● Selected text:

"""

- Education: Doctorate of Philosophy in Psychology from CUNY Graduate Center
- Alma mater: John Jay College of Criminal Justice
- Known for: Professor of Psychology at Towson University

= Jeff Kukucka =

Legal psychologist

Jeff Kukucka is a legal psychologist specializing in wrongful convictions. As of October 2024, he is an associate professor at Towson University.

== Education ==
Jeff Kukucka received his Bachelor's of Arts from Loyola College in Maryland in Psychology in 2009. While at Loyola College, Kukucka began engaging in research with Kerri Goodwin in conformity in relation to eyewitness memory. Following this, he received his M.A. in Forensic Psychology from John Jay College of Criminal Justice (2012) and his Ph.D. from CUNY Graduate Center (2014). Kukucka participated in research on forensic interviewing when it comes to juveniles as well as metacognition while working with Maggie Bruck. Finally, while pursuing his Ph.D, Kukucka worked primarily under Saul Kassin in Psychology and Law. Jeff Kukucka's education was a culminated with his dissertation entitled An Investigation of Factors that Create and Mitigate Confirmation Bias in Judgments of Handwriting Evidence

== Research ==
Kukucka's research primarily revolves around wrongful convictions with a focus on both the causes and the resulting impact. This research becomes narrowed with a particular interest in errors in regards to the forensic evidence as well as what life is like for individuals following an exoneration due to a wrongful conviction. During his time at Towson University, Kukucka leads the Psychology and Law at Towson (PLaTo) Lab where members of the lab seek to bridge the gap between psychology and how improvements can be made to the criminal justice system. Through this lab, both undergraduate and master's students are brought together to make up this research team. Outside of wrongful convictions, Kukucka also engages in research related to police interrogations and false confessions.

"""

● Directions:
a - Transcribe the Jeff Kukucka biography between "- Education: Doctorate" and "at Towson University.", inclusive.
b - Please go on with the Jeff Kukucka biography, picking up right after its last sentence.

● Record list:
"""

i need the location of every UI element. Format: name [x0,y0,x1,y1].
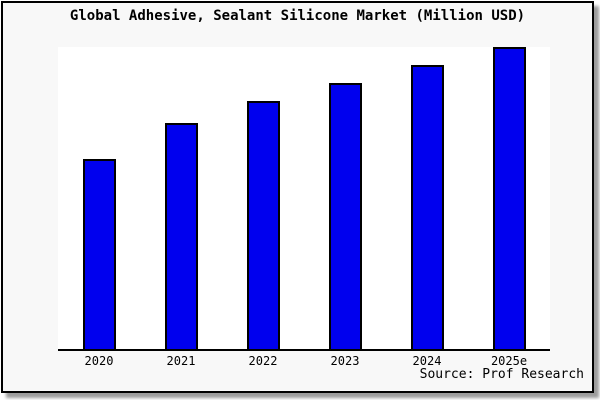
source-credit: Source: Prof Research [419,367,584,382]
bar-2022 [246,101,280,349]
bar-2025e [492,47,526,349]
bars-container [58,47,550,349]
bar-2024 [410,65,444,349]
x-axis-labels: 2020 2021 2022 2023 2024 2025e [58,354,550,368]
bar-slot [58,47,140,349]
bar-slot [222,47,304,349]
x-tick-label-2022: 2022 [248,354,278,368]
chart-frame: Global Adhesive, Sealant Silicone Market… [1,1,594,393]
bar-2020 [82,158,116,349]
bar-2023 [328,83,362,349]
bar-slot [304,47,386,349]
bar-slot [468,47,550,349]
x-tick-label-2025e: 2025e [490,354,528,368]
x-tick-label-2021: 2021 [166,354,196,368]
x-tick-label-2020: 2020 [84,354,114,368]
bar-slot [386,47,468,349]
bar-slot [140,47,222,349]
plot-area [58,47,550,351]
x-tick-label-2024: 2024 [412,354,442,368]
bar-2021 [164,122,198,349]
x-tick-label-2023: 2023 [330,354,360,368]
chart-title: Global Adhesive, Sealant Silicone Market… [69,8,526,24]
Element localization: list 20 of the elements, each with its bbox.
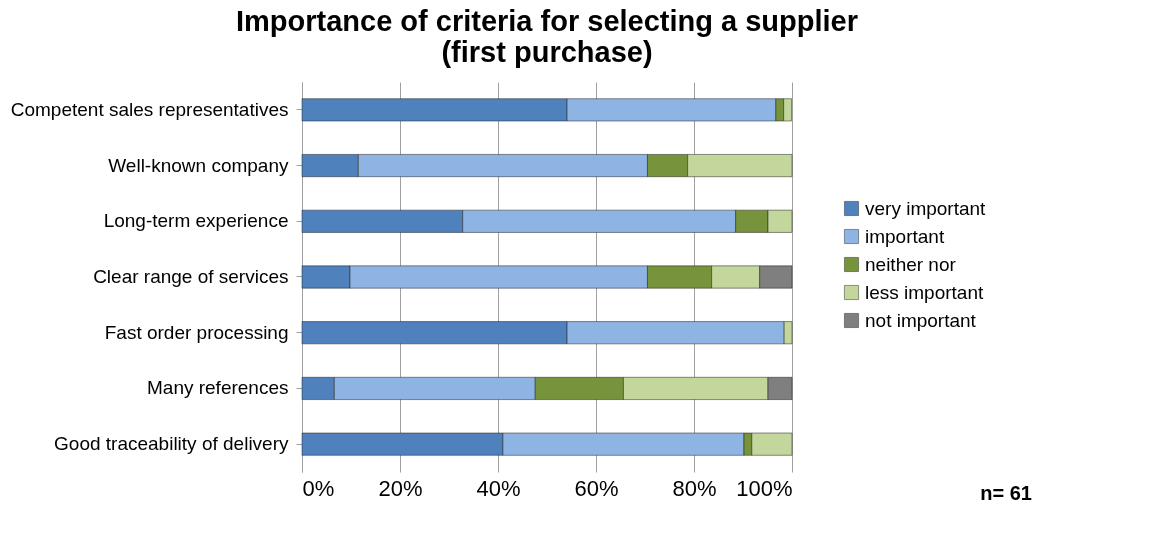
y-tick-label: Many references [146,377,289,399]
x-tick-label: 100% [736,475,793,501]
legend-label: very important [865,197,987,219]
legend-label: important [865,225,945,247]
x-tick-label: 20% [378,475,423,501]
x-tick-label: 0% [302,475,335,501]
text: n= 61 [980,482,1032,504]
y-tick-label: Clear range of services [93,266,289,287]
y-tick-label: Well-known company [108,154,289,176]
x-tick-label: 40% [476,475,521,501]
y-tick-label: Long-term experience [103,210,289,232]
y-tick-label: Good traceability of delivery [54,433,289,455]
y-tick-label: Competent sales representatives [10,98,289,120]
x-tick-label: 80% [672,475,717,501]
chart-title: Importance of criteria for selecting a supplier (first purchase) [235,5,859,68]
legend-label: not important [865,309,977,331]
legend-label: less important [865,281,984,303]
y-tick-label: Fast order processing [104,321,289,343]
legend-label: neither nor [865,253,957,275]
x-tick-label: 60% [574,475,619,501]
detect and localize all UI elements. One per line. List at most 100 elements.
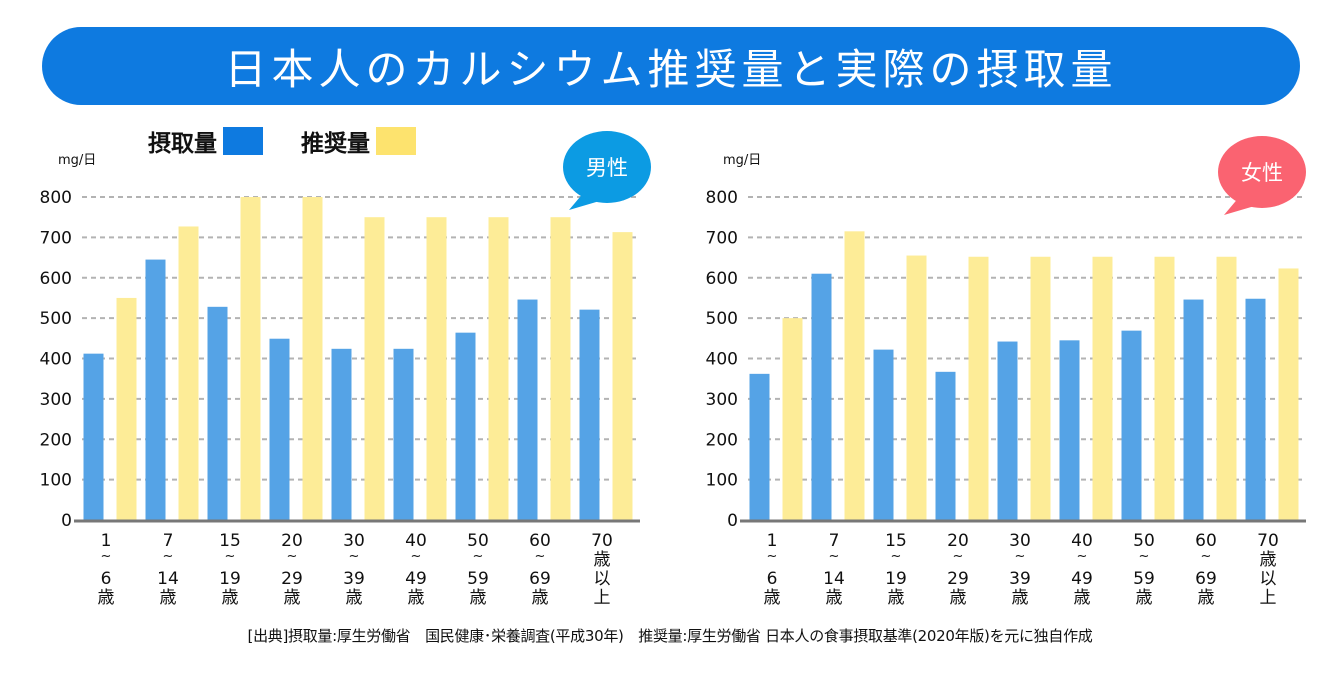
x-tick-label: 15	[219, 531, 241, 551]
x-tick-label: 歳	[346, 588, 363, 608]
x-tick-label: ~	[287, 549, 298, 564]
x-tick-label: ~	[349, 549, 360, 564]
x-tick-label: 39	[343, 569, 365, 589]
x-tick-label: 19	[885, 569, 907, 589]
intake-bar	[1245, 298, 1266, 520]
x-tick-label: 19	[219, 569, 241, 589]
intake-bar	[1121, 330, 1142, 520]
x-tick-label: ~	[891, 549, 902, 564]
recommended-bar	[1278, 268, 1299, 520]
x-tick-label: ~	[535, 549, 546, 564]
x-tick-label: 歳	[764, 588, 781, 608]
source-footer: [出典]摂取量:厚生労働省 国民健康･栄養調査(平成30年) 推奨量:厚生労働省…	[247, 627, 1093, 645]
intake-bar	[579, 309, 600, 520]
x-tick-label: 60	[1195, 531, 1217, 551]
y-tick-label: 700	[40, 228, 72, 248]
x-tick-label: 70	[591, 531, 613, 551]
undefined-ylabel: mg/日	[723, 153, 761, 168]
y-tick-label: 100	[40, 471, 72, 491]
x-tick-label: 歳	[826, 588, 843, 608]
x-tick-label: 69	[1195, 569, 1217, 589]
x-tick-label: 6	[101, 569, 112, 589]
x-tick-label: 7	[829, 531, 840, 551]
recommended-bar	[116, 297, 137, 520]
intake-bar	[935, 371, 956, 520]
legend: 摂取量 推奨量	[148, 124, 454, 158]
intake-bar	[269, 338, 290, 520]
intake-bar	[997, 341, 1018, 520]
x-tick-label: 40	[1071, 531, 1093, 551]
legend-label-recommended: 推奨量	[301, 131, 370, 157]
x-tick-label: 7	[163, 531, 174, 551]
x-tick-label: 歳	[950, 588, 967, 608]
y-tick-label: 800	[706, 188, 738, 208]
x-tick-label: 49	[405, 569, 427, 589]
y-tick-label: 200	[706, 430, 738, 450]
x-tick-label: 50	[467, 531, 489, 551]
title-banner: 日本人のカルシウム推奨量と実際の摂取量	[42, 27, 1300, 105]
y-tick-label: 500	[706, 309, 738, 329]
x-tick-label: 歳	[1136, 588, 1153, 608]
x-tick-label: ~	[101, 549, 112, 564]
x-tick-label: 歳	[470, 588, 487, 608]
x-tick-label: 上	[594, 588, 611, 608]
x-tick-label: 40	[405, 531, 427, 551]
intake-bar	[207, 306, 228, 520]
recommended-bar	[240, 197, 261, 520]
y-tick-label: 800	[40, 188, 72, 208]
intake-bar	[331, 348, 352, 520]
x-tick-label: ~	[1015, 549, 1026, 564]
x-tick-label: 歳	[160, 588, 177, 608]
x-tick-label: 歳	[222, 588, 239, 608]
x-tick-label: 14	[157, 569, 179, 589]
x-tick-label: 15	[885, 531, 907, 551]
x-tick-label: ~	[953, 549, 964, 564]
y-tick-label: 100	[706, 471, 738, 491]
x-tick-label: 20	[281, 531, 303, 551]
y-tick-label: 0	[727, 511, 738, 531]
x-tick-label: 以	[594, 569, 611, 589]
x-tick-label: ~	[1201, 549, 1212, 564]
x-tick-label: ~	[1077, 549, 1088, 564]
y-tick-label: 600	[706, 269, 738, 289]
x-tick-label: ~	[411, 549, 422, 564]
x-tick-label: 歳	[1074, 588, 1091, 608]
legend-label-intake: 摂取量	[148, 131, 217, 157]
intake-bar	[393, 348, 414, 520]
x-tick-label: 歳	[1260, 550, 1277, 570]
recommended-bar	[968, 256, 989, 520]
y-tick-label: 500	[40, 309, 72, 329]
intake-bar	[455, 332, 476, 520]
recommended-bar	[1092, 256, 1113, 520]
x-tick-label: 1	[101, 531, 112, 551]
y-tick-label: 400	[706, 350, 738, 370]
intake-bar	[1059, 340, 1080, 520]
x-tick-label: 59	[1133, 569, 1155, 589]
recommended-bar	[1030, 256, 1051, 520]
x-tick-label: 1	[767, 531, 778, 551]
intake-bar	[873, 349, 894, 520]
recommended-bar	[488, 217, 509, 520]
legend-swatch-recommended	[376, 127, 416, 155]
recommended-bar	[302, 197, 323, 520]
x-tick-label: 歳	[408, 588, 425, 608]
x-tick-label: 歳	[1012, 588, 1029, 608]
recommended-bar	[550, 217, 571, 520]
x-tick-label: 39	[1009, 569, 1031, 589]
x-tick-label: ~	[1139, 549, 1150, 564]
x-tick-label: 上	[1260, 588, 1277, 608]
x-tick-label: ~	[473, 549, 484, 564]
undefined-badge	[563, 131, 651, 203]
undefined-badge-label: 女性	[1241, 161, 1283, 185]
x-tick-label: 14	[823, 569, 845, 589]
x-tick-label: 59	[467, 569, 489, 589]
x-tick-label: 29	[947, 569, 969, 589]
legend-swatch-intake	[223, 127, 263, 155]
x-tick-label: 30	[343, 531, 365, 551]
x-tick-label: 49	[1071, 569, 1093, 589]
y-tick-label: 0	[61, 511, 72, 531]
x-tick-label: 歳	[532, 588, 549, 608]
recommended-bar	[782, 318, 803, 520]
x-tick-label: 60	[529, 531, 551, 551]
x-tick-label: 50	[1133, 531, 1155, 551]
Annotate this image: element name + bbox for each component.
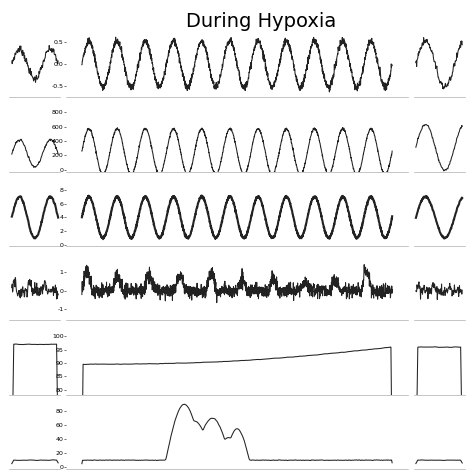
Text: During Hypoxia: During Hypoxia: [186, 12, 336, 31]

"""

● Task-by-task answers:
a -
- Education: Doctorate of Philosophy in Psychology from CUNY Graduate Center
- Alma mater: John Jay College of Criminal Justice
- Known for: Professor of Psychology at Towson University

= Jeff Kukucka =

Legal psychologist

Jeff Kukucka is a legal psychologist specializing in wrongful convictions. As of October 2024, he is an associate professor at Towson University.

b -
One 2020 study took a look at the challenges that individuals face following an exoneration when attempting to return to the work force. Kukucka, et al. looked to identify a potential bias towards people who have been exonerated of a crime by hiring managers. This was done by recruiting hiring managers and assigning them to separate conditions; one condition reviewed the application of an exonerated individual, one condition reviewed the application of an individual correctly convicted of a felony, and one condition that reviewed the application of an individual with no connection to the justice system. Researchers found that those applicants who were exonerated of a crime were viewed similarly to the applicants who were convicted of felonies.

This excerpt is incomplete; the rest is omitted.